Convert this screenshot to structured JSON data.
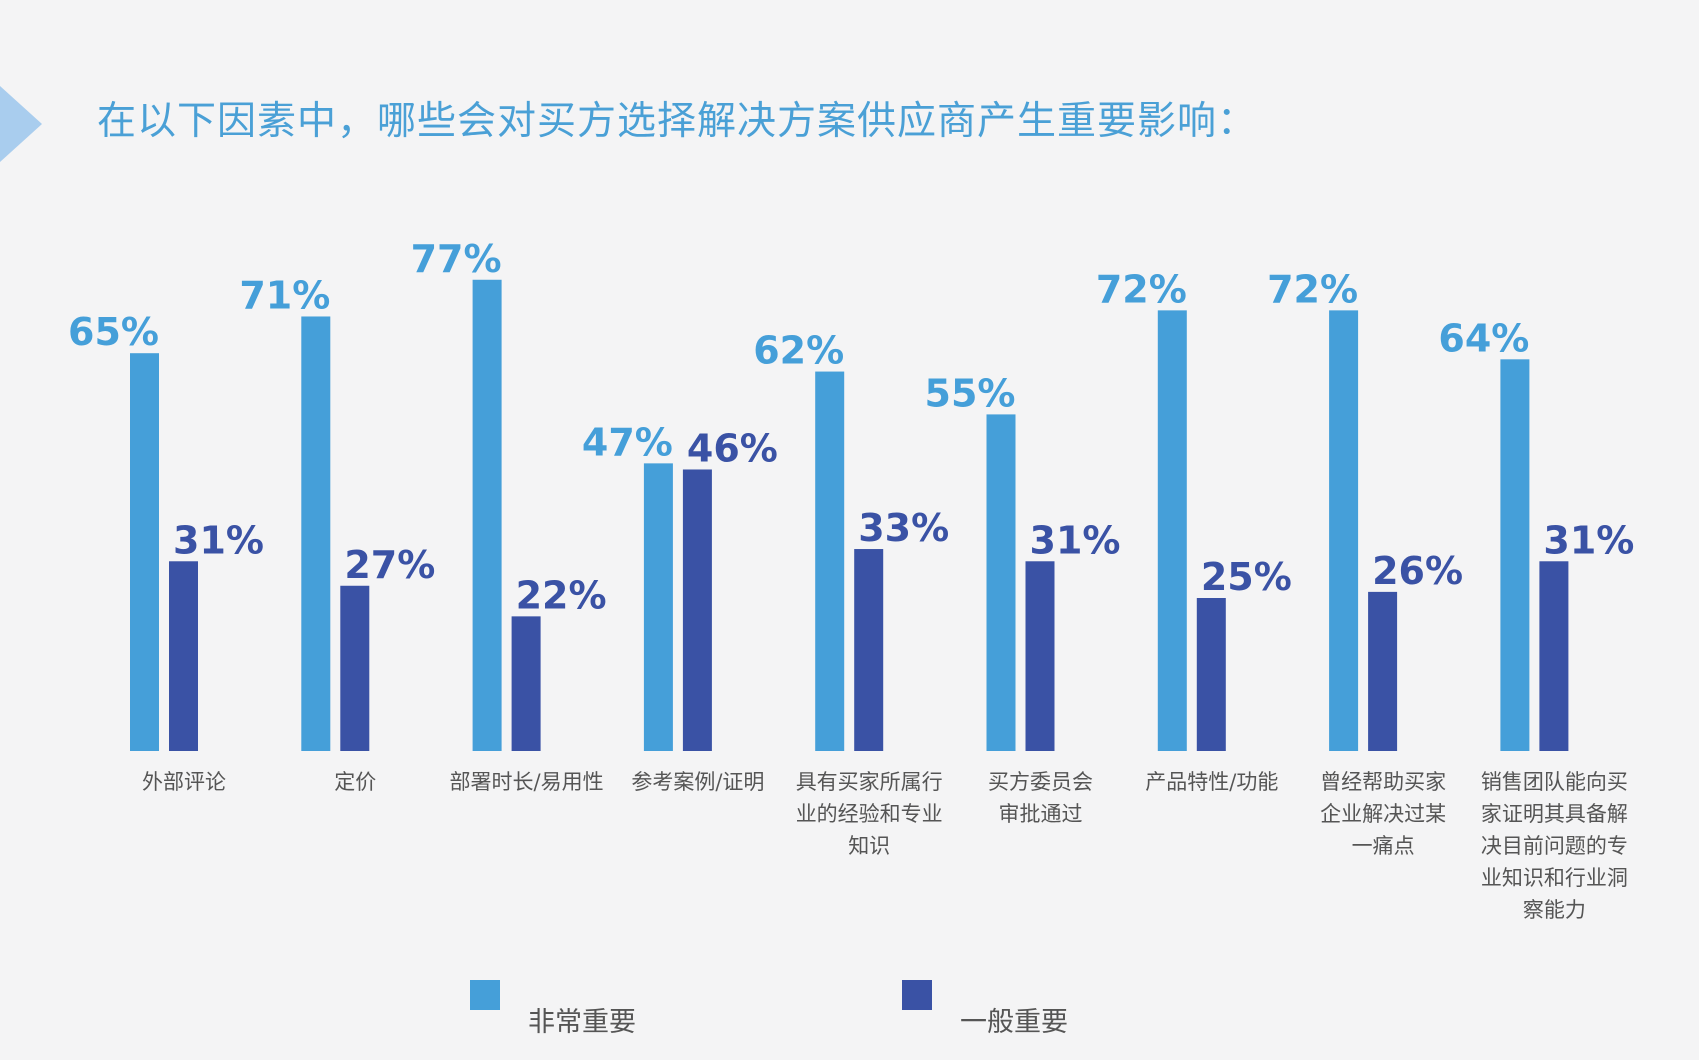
{
  "title": "在以下因素中，哪些会对买方选择解决方案供应商产生重要影响：",
  "colors": {
    "series1": "#459fd9",
    "series2": "#3a52a5",
    "accent_arrow": "#a9cdee"
  },
  "chart_data": {
    "type": "bar",
    "title": "在以下因素中，哪些会对买方选择解决方案供应商产生重要影响：",
    "categories": [
      [
        "外部评论"
      ],
      [
        "定价"
      ],
      [
        "部署时长/易用性"
      ],
      [
        "参考案例/证明"
      ],
      [
        "具有买家所属行",
        "业的经验和专业",
        "知识"
      ],
      [
        "买方委员会",
        "审批通过"
      ],
      [
        "产品特性/功能"
      ],
      [
        "曾经帮助买家",
        "企业解决过某",
        "一痛点"
      ],
      [
        "销售团队能向买",
        "家证明其具备解",
        "决目前问题的专",
        "业知识和行业洞",
        "察能力"
      ]
    ],
    "series": [
      {
        "name": "非常重要",
        "values": [
          65,
          71,
          77,
          47,
          62,
          55,
          72,
          72,
          64
        ],
        "labels": [
          "65%",
          "71%",
          "77%",
          "47%",
          "62%",
          "55%",
          "72%",
          "72%",
          "64%"
        ]
      },
      {
        "name": "一般重要",
        "values": [
          31,
          27,
          22,
          46,
          33,
          31,
          25,
          26,
          31
        ],
        "labels": [
          "31%",
          "27%",
          "22%",
          "46%",
          "33%",
          "31%",
          "25%",
          "26%",
          "31%"
        ]
      }
    ],
    "ylim": [
      0,
      100
    ],
    "grid": false,
    "legend_position": "bottom"
  }
}
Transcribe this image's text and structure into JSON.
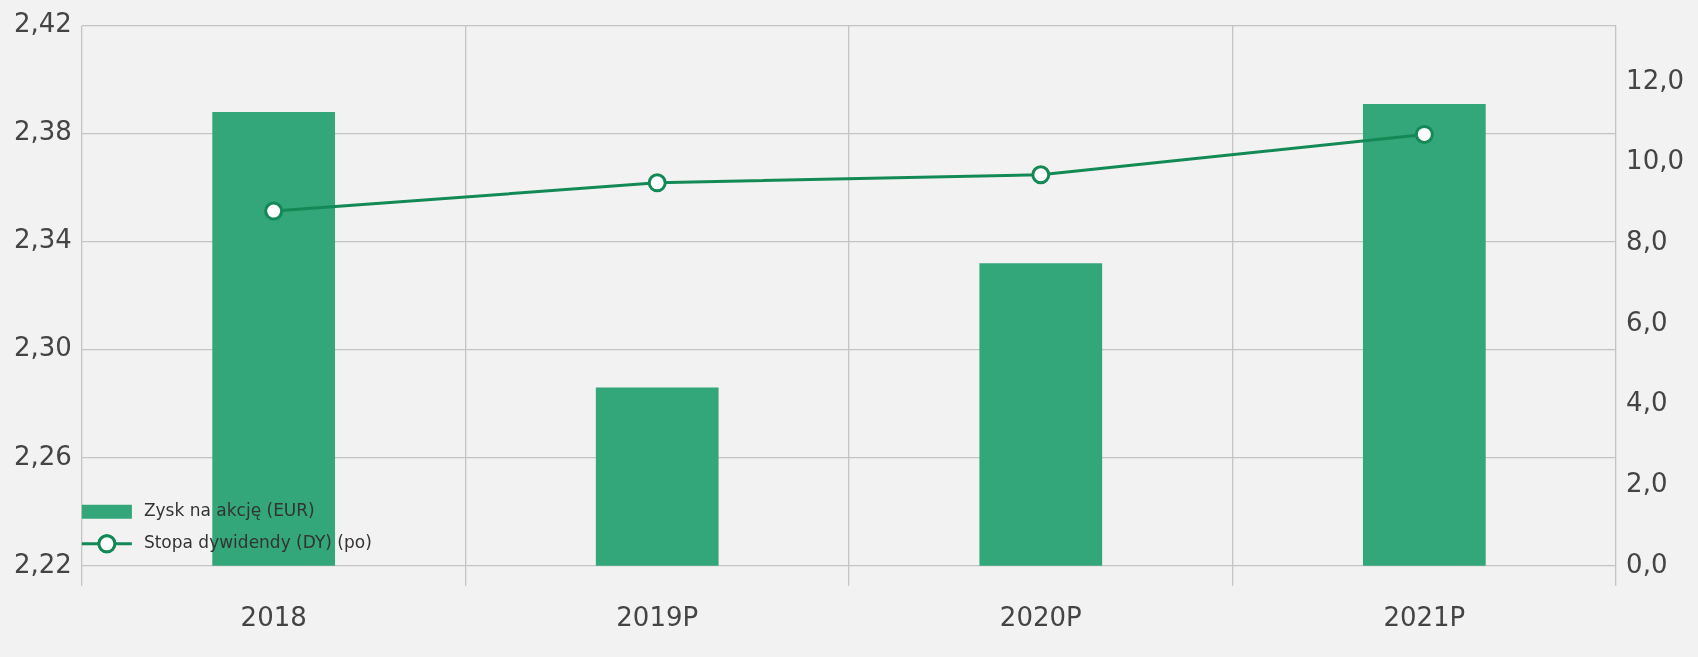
{
  "chart_data": {
    "type": "bar",
    "categories": [
      "2018",
      "2019P",
      "2020P",
      "2021P"
    ],
    "series": [
      {
        "name": "Zysk na akcję (EUR)",
        "color": "#33a67a",
        "values": [
          2.388,
          2.286,
          2.332,
          2.391
        ]
      },
      {
        "name": "Stopa dywidendy (DY) (po)",
        "type": "line",
        "axis": "y2",
        "color": "#138a56",
        "values": [
          8.8,
          9.5,
          9.7,
          10.7
        ]
      }
    ],
    "ylim": [
      2.22,
      2.42
    ],
    "yticks": [
      {
        "value": 2.22,
        "label": "2,22"
      },
      {
        "value": 2.26,
        "label": "2,26"
      },
      {
        "value": 2.3,
        "label": "2,30"
      },
      {
        "value": 2.34,
        "label": "2,34"
      },
      {
        "value": 2.38,
        "label": "2,38"
      },
      {
        "value": 2.42,
        "label": "2,42"
      }
    ],
    "y2lim": [
      0,
      13.4
    ],
    "y2ticks": [
      {
        "value": 0,
        "label": "0,0"
      },
      {
        "value": 2,
        "label": "2,0"
      },
      {
        "value": 4,
        "label": "4,0"
      },
      {
        "value": 6,
        "label": "6,0"
      },
      {
        "value": 8,
        "label": "8,0"
      },
      {
        "value": 10,
        "label": "10,0"
      },
      {
        "value": 12,
        "label": "12,0"
      }
    ],
    "grid": true,
    "legend": "bottom left",
    "marker": "circle"
  }
}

● WHAT IS NEEDED:
Output the lines above in full and exactly as given, omitting any pictures.

● REPLY TO THE EXERCISE:
Convert this screenshot to structured JSON data.
{
  "title": "在以下因素中，哪些会对买方选择解决方案供应商产生重要影响：",
  "colors": {
    "series1": "#459fd9",
    "series2": "#3a52a5",
    "accent_arrow": "#a9cdee"
  },
  "chart_data": {
    "type": "bar",
    "title": "在以下因素中，哪些会对买方选择解决方案供应商产生重要影响：",
    "categories": [
      [
        "外部评论"
      ],
      [
        "定价"
      ],
      [
        "部署时长/易用性"
      ],
      [
        "参考案例/证明"
      ],
      [
        "具有买家所属行",
        "业的经验和专业",
        "知识"
      ],
      [
        "买方委员会",
        "审批通过"
      ],
      [
        "产品特性/功能"
      ],
      [
        "曾经帮助买家",
        "企业解决过某",
        "一痛点"
      ],
      [
        "销售团队能向买",
        "家证明其具备解",
        "决目前问题的专",
        "业知识和行业洞",
        "察能力"
      ]
    ],
    "series": [
      {
        "name": "非常重要",
        "values": [
          65,
          71,
          77,
          47,
          62,
          55,
          72,
          72,
          64
        ],
        "labels": [
          "65%",
          "71%",
          "77%",
          "47%",
          "62%",
          "55%",
          "72%",
          "72%",
          "64%"
        ]
      },
      {
        "name": "一般重要",
        "values": [
          31,
          27,
          22,
          46,
          33,
          31,
          25,
          26,
          31
        ],
        "labels": [
          "31%",
          "27%",
          "22%",
          "46%",
          "33%",
          "31%",
          "25%",
          "26%",
          "31%"
        ]
      }
    ],
    "ylim": [
      0,
      100
    ],
    "grid": false,
    "legend_position": "bottom"
  }
}
Transcribe this image's text and structure into JSON.
{
  "chart_data": {
    "type": "bar",
    "categories": [
      "2018",
      "2019P",
      "2020P",
      "2021P"
    ],
    "series": [
      {
        "name": "Zysk na akcję (EUR)",
        "color": "#33a67a",
        "values": [
          2.388,
          2.286,
          2.332,
          2.391
        ]
      },
      {
        "name": "Stopa dywidendy (DY) (po)",
        "type": "line",
        "axis": "y2",
        "color": "#138a56",
        "values": [
          8.8,
          9.5,
          9.7,
          10.7
        ]
      }
    ],
    "ylim": [
      2.22,
      2.42
    ],
    "yticks": [
      {
        "value": 2.22,
        "label": "2,22"
      },
      {
        "value": 2.26,
        "label": "2,26"
      },
      {
        "value": 2.3,
        "label": "2,30"
      },
      {
        "value": 2.34,
        "label": "2,34"
      },
      {
        "value": 2.38,
        "label": "2,38"
      },
      {
        "value": 2.42,
        "label": "2,42"
      }
    ],
    "y2lim": [
      0,
      13.4
    ],
    "y2ticks": [
      {
        "value": 0,
        "label": "0,0"
      },
      {
        "value": 2,
        "label": "2,0"
      },
      {
        "value": 4,
        "label": "4,0"
      },
      {
        "value": 6,
        "label": "6,0"
      },
      {
        "value": 8,
        "label": "8,0"
      },
      {
        "value": 10,
        "label": "10,0"
      },
      {
        "value": 12,
        "label": "12,0"
      }
    ],
    "grid": true,
    "legend": "bottom left",
    "marker": "circle"
  }
}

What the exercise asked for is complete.